* start ROWS *
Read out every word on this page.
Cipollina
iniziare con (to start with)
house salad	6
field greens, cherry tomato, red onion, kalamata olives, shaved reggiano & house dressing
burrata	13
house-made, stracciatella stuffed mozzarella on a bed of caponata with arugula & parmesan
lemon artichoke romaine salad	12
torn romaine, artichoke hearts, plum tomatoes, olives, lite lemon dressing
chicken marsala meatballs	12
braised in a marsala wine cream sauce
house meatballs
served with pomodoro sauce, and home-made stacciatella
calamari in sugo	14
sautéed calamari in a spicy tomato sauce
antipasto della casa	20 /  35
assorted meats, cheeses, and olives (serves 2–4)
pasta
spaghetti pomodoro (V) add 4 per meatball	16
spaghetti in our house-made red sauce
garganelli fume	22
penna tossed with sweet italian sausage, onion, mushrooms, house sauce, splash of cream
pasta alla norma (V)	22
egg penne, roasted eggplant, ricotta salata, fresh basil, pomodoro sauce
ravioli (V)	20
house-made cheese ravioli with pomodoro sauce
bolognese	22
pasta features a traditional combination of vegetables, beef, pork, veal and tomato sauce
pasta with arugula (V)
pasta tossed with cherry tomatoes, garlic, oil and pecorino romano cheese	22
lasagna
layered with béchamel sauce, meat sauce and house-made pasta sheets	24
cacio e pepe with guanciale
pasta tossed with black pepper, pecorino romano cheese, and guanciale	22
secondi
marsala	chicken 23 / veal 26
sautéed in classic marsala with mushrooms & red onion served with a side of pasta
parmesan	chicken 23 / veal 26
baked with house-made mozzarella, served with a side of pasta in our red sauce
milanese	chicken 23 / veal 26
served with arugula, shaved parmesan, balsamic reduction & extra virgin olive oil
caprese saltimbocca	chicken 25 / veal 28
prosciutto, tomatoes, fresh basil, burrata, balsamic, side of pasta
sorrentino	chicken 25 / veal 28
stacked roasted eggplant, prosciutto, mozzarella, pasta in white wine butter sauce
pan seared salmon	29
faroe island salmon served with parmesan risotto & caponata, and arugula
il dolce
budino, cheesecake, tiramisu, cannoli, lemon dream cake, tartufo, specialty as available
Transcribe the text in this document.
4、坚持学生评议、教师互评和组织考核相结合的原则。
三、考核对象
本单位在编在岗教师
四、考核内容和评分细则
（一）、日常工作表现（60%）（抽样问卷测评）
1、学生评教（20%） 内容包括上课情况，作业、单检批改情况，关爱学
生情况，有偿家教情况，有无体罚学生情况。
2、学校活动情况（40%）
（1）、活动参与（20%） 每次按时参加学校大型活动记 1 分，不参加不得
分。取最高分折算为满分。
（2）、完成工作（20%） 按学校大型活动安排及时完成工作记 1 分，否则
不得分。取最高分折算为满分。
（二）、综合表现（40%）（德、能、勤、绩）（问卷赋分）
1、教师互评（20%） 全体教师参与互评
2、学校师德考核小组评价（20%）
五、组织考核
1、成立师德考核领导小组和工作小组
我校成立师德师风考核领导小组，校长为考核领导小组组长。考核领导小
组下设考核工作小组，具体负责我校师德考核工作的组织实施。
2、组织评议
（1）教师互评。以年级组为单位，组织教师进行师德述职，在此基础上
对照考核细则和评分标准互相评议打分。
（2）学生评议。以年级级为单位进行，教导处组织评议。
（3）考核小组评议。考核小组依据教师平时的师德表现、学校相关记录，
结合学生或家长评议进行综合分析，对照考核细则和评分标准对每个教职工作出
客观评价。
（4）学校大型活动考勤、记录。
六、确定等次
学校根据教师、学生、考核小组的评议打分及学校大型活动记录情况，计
* end ROWS *
WHAT IS ASKED
Select every line of the records holding the string "wine".

ANSWER TO THIS TASK
braised in a marsala wine cream sauce
stacked roasted eggplant, prosciutto, mozzarella, pasta in white wine butter sauce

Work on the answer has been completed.